- **Exercise goal**: Give the number of lines in this listing that contain the word "hour", and nothing else.
━━━ Given information
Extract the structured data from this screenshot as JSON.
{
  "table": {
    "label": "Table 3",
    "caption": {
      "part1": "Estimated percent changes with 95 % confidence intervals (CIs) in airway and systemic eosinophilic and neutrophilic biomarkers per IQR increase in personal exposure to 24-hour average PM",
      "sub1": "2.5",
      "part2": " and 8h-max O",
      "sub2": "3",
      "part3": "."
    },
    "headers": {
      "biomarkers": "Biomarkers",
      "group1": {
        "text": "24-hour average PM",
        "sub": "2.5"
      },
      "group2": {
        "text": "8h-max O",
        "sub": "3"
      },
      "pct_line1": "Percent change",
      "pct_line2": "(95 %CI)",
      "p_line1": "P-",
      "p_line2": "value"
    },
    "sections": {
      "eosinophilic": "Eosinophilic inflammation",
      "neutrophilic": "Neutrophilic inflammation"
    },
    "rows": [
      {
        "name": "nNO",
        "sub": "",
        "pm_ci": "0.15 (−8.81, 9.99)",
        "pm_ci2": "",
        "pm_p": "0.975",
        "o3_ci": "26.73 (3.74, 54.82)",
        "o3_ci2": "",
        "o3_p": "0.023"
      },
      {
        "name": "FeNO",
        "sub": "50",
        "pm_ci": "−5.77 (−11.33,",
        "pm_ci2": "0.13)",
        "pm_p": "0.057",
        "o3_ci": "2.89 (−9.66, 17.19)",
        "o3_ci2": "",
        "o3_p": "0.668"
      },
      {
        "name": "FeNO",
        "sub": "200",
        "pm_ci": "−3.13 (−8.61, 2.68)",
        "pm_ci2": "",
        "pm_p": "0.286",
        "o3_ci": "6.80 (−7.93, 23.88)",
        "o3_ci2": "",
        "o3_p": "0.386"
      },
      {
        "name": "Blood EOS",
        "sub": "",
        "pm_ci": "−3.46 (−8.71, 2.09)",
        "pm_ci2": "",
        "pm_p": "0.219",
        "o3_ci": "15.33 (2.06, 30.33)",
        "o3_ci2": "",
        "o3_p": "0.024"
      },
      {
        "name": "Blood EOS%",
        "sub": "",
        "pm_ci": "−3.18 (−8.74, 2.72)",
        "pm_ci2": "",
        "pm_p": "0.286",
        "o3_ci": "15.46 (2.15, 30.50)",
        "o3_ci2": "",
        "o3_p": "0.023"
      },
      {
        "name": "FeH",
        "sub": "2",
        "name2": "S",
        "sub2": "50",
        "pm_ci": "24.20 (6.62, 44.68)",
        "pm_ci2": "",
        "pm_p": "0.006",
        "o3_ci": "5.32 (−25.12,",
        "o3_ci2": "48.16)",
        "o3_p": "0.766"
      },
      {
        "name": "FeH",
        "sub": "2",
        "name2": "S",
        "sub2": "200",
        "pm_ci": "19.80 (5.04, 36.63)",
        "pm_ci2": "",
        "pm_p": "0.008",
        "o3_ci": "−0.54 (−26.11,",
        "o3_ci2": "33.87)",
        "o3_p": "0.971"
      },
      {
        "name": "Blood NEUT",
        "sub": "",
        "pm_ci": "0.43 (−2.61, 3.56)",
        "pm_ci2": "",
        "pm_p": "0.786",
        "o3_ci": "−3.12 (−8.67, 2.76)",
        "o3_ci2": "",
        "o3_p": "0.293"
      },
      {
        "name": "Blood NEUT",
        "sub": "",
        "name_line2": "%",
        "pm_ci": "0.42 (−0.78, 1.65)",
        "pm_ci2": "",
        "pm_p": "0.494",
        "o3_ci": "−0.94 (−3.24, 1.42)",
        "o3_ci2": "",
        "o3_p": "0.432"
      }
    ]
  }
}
━━━━━━
- **Output below**: 2